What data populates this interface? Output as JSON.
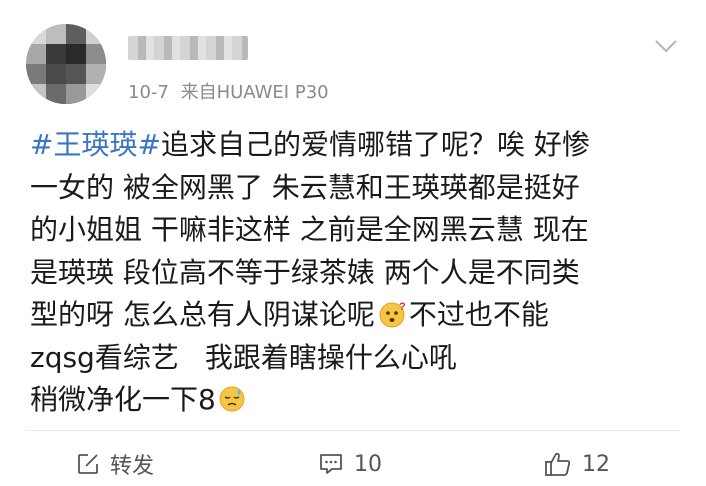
{
  "post": {
    "date": "10-7",
    "source": "来自HUAWEI P30",
    "content": {
      "line1_hashtag": "#王瑛瑛#",
      "line1_text": "追求自己的爱情哪错了呢？唉 好惨",
      "line2": "一女的 被全网黑了 朱云慧和王瑛瑛都是挺好",
      "line3": "的小姐姐 干嘛非这样 之前是全网黑云慧 现在",
      "line4": "是瑛瑛 段位高不等于绿茶婊 两个人是不同类",
      "line5_a": "型的呀 怎么总有人阴谋论呢",
      "line5_b": "不过也不能",
      "line6_a": "zqsg看综艺",
      "line6_b": "我跟着瞎操什么心吼",
      "line7": "稍微净化一下8"
    },
    "emojis": [
      "confused-face-emoji",
      "sleepy-sweat-face-emoji"
    ]
  },
  "actions": {
    "repost_label": "转发",
    "comment_count": "10",
    "like_count": "12"
  },
  "colors": {
    "hashtag": "#3b75c6",
    "meta": "#8a8a8a",
    "action": "#555555"
  }
}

= PROBLEM STATEMENT =
Reproduce all the entries that precede this task, word for word, minus any pictures.

= ANSWER FOR THIS EXERCISE =
What data populates this interface? Output as JSON.
{
  "post": {
    "date": "10-7",
    "source": "来自HUAWEI P30",
    "content": {
      "line1_hashtag": "#王瑛瑛#",
      "line1_text": "追求自己的爱情哪错了呢？唉 好惨",
      "line2": "一女的 被全网黑了 朱云慧和王瑛瑛都是挺好",
      "line3": "的小姐姐 干嘛非这样 之前是全网黑云慧 现在",
      "line4": "是瑛瑛 段位高不等于绿茶婊 两个人是不同类",
      "line5_a": "型的呀 怎么总有人阴谋论呢",
      "line5_b": "不过也不能",
      "line6_a": "zqsg看综艺",
      "line6_b": "我跟着瞎操什么心吼",
      "line7": "稍微净化一下8"
    },
    "emojis": [
      "confused-face-emoji",
      "sleepy-sweat-face-emoji"
    ]
  },
  "actions": {
    "repost_label": "转发",
    "comment_count": "10",
    "like_count": "12"
  },
  "colors": {
    "hashtag": "#3b75c6",
    "meta": "#8a8a8a",
    "action": "#555555"
  }
}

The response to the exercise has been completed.